→ What you need to do: Take the material below and write it all out again exactly.

Stored items

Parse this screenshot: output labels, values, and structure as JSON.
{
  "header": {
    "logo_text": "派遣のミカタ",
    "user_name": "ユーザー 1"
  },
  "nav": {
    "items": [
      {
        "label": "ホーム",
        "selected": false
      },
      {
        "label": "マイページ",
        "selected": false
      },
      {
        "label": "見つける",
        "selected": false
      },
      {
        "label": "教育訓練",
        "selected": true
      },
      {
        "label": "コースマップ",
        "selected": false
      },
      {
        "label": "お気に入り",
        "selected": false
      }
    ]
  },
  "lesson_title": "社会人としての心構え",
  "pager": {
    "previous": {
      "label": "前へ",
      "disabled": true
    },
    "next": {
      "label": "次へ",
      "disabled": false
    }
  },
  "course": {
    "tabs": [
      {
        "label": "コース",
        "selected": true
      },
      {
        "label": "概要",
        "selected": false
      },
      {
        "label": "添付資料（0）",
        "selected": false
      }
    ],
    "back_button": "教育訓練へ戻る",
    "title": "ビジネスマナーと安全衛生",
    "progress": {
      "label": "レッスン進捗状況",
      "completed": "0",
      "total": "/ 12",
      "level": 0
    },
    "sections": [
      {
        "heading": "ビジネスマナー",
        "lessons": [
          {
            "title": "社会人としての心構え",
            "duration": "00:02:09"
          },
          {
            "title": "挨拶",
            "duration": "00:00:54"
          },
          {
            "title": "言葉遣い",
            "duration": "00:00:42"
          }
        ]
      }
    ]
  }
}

→ Task output:
Parse this screenshot: output labels, values, and structure as JSON.
{
  "header": {
    "logo_text": "派遣のミカタ",
    "user_name": "ユーザー 1"
  },
  "nav": {
    "items": [
      {
        "label": "ホーム",
        "selected": false
      },
      {
        "label": "マイページ",
        "selected": false
      },
      {
        "label": "見つける",
        "selected": false
      },
      {
        "label": "教育訓練",
        "selected": true
      },
      {
        "label": "コースマップ",
        "selected": false
      },
      {
        "label": "お気に入り",
        "selected": false
      }
    ]
  },
  "lesson_title": "社会人としての心構え",
  "pager": {
    "previous": {
      "label": "前へ",
      "disabled": true
    },
    "next": {
      "label": "次へ",
      "disabled": false
    }
  },
  "course": {
    "tabs": [
      {
        "label": "コース",
        "selected": true
      },
      {
        "label": "概要",
        "selected": false
      },
      {
        "label": "添付資料（0）",
        "selected": false
      }
    ],
    "back_button": "教育訓練へ戻る",
    "title": "ビジネスマナーと安全衛生",
    "progress": {
      "label": "レッスン進捗状況",
      "completed": "0",
      "total": "/ 12",
      "level": 0
    },
    "sections": [
      {
        "heading": "ビジネスマナー",
        "lessons": [
          {
            "title": "社会人としての心構え",
            "duration": "00:02:09"
          },
          {
            "title": "挨拶",
            "duration": "00:00:54"
          },
          {
            "title": "言葉遣い",
            "duration": "00:00:42"
          }
        ]
      }
    ]
  }
}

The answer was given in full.